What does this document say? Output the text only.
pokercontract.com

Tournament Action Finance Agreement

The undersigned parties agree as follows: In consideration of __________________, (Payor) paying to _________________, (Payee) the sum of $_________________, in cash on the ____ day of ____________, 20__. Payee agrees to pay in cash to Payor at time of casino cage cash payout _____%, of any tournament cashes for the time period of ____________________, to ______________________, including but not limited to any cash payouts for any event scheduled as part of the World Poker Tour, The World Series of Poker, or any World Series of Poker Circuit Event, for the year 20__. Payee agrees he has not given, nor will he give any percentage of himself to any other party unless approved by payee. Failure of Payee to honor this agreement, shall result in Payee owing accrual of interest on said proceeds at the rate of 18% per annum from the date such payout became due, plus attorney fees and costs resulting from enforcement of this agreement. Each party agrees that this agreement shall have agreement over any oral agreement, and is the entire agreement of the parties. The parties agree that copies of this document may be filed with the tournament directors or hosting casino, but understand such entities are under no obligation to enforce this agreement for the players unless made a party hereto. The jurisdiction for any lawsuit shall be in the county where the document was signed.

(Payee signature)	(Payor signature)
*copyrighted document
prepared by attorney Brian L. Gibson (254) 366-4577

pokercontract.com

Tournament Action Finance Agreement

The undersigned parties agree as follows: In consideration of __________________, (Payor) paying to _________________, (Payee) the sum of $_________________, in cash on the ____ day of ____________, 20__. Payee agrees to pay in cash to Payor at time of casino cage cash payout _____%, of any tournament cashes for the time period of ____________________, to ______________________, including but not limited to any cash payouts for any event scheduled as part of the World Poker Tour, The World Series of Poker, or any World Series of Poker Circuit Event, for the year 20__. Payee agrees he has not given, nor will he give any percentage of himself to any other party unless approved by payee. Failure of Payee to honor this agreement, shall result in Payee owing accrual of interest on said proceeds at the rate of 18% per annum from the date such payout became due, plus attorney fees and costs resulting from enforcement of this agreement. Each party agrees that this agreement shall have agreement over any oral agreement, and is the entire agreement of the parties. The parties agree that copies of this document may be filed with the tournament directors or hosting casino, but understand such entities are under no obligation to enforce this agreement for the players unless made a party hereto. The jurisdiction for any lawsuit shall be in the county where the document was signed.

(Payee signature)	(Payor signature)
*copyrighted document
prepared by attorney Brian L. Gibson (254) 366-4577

-=-=-

→ **Task statement**
Would you write down every record again, exactly?

→ **Exercise answer**
What does this document say? Output the text only.
pokercontract.com

Tournament Action Finance Agreement

The undersigned parties agree as follows: In consideration of __________________, (Payor) paying to _________________, (Payee) the sum of $_________________, in cash on the ____ day of ____________, 20__. Payee agrees to pay in cash to Payor at time of casino cage cash payout _____%, of any tournament cashes for the time period of ____________________, to ______________________, including but not limited to any cash payouts for any event scheduled as part of the World Poker Tour, The World Series of Poker, or any World Series of Poker Circuit Event, for the year 20__. Payee agrees he has not given, nor will he give any percentage of himself to any other party unless approved by payee. Failure of Payee to honor this agreement, shall result in Payee owing accrual of interest on said proceeds at the rate of 18% per annum from the date such payout became due, plus attorney fees and costs resulting from enforcement of this agreement. Each party agrees that this agreement shall have agreement over any oral agreement, and is the entire agreement of the parties. The parties agree that copies of this document may be filed with the tournament directors or hosting casino, but understand such entities are under no obligation to enforce this agreement for the players unless made a party hereto. The jurisdiction for any lawsuit shall be in the county where the document was signed.

(Payee signature)	(Payor signature)
*copyrighted document
prepared by attorney Brian L. Gibson (254) 366-4577

pokercontract.com

Tournament Action Finance Agreement

The undersigned parties agree as follows: In consideration of __________________, (Payor) paying to _________________, (Payee) the sum of $_________________, in cash on the ____ day of ____________, 20__. Payee agrees to pay in cash to Payor at time of casino cage cash payout _____%, of any tournament cashes for the time period of ____________________, to ______________________, including but not limited to any cash payouts for any event scheduled as part of the World Poker Tour, The World Series of Poker, or any World Series of Poker Circuit Event, for the year 20__. Payee agrees he has not given, nor will he give any percentage of himself to any other party unless approved by payee. Failure of Payee to honor this agreement, shall result in Payee owing accrual of interest on said proceeds at the rate of 18% per annum from the date such payout became due, plus attorney fees and costs resulting from enforcement of this agreement. Each party agrees that this agreement shall have agreement over any oral agreement, and is the entire agreement of the parties. The parties agree that copies of this document may be filed with the tournament directors or hosting casino, but understand such entities are under no obligation to enforce this agreement for the players unless made a party hereto. The jurisdiction for any lawsuit shall be in the county where the document was signed.

(Payee signature)	(Payor signature)
*copyrighted document
prepared by attorney Brian L. Gibson (254) 366-4577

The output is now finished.